* start PROVIDED DATA *

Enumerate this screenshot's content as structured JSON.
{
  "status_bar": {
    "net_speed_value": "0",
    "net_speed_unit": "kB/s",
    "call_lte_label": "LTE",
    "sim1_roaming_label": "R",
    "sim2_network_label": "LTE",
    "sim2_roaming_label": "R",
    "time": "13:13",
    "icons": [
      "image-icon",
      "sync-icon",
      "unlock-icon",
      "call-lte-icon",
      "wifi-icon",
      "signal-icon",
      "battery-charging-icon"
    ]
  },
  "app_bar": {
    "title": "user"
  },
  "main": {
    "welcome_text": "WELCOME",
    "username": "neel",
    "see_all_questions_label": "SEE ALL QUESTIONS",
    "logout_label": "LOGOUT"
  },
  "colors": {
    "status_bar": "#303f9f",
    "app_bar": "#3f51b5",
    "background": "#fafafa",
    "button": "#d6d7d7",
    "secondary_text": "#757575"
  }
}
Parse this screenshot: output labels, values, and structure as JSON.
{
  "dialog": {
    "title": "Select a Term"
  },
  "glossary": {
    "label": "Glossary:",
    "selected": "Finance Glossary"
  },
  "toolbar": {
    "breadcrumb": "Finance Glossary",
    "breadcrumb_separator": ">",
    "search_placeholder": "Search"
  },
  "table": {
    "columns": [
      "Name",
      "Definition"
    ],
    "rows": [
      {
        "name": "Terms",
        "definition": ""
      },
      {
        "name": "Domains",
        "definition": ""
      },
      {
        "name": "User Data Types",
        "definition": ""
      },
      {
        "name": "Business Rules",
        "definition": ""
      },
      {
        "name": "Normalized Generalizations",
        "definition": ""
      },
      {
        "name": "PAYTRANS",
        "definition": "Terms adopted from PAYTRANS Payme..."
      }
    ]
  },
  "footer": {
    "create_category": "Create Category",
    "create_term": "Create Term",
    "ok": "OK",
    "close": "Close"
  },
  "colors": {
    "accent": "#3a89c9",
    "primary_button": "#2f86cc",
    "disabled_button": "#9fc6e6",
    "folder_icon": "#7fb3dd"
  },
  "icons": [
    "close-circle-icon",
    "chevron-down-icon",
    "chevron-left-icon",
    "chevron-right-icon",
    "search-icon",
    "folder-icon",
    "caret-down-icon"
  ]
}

* end PROVIDED DATA *

| EXERCISE BRIEF |
Of the lines in this listing, report how many contain the string "Finance", and give the number only.

| ANSWER BELOW |
2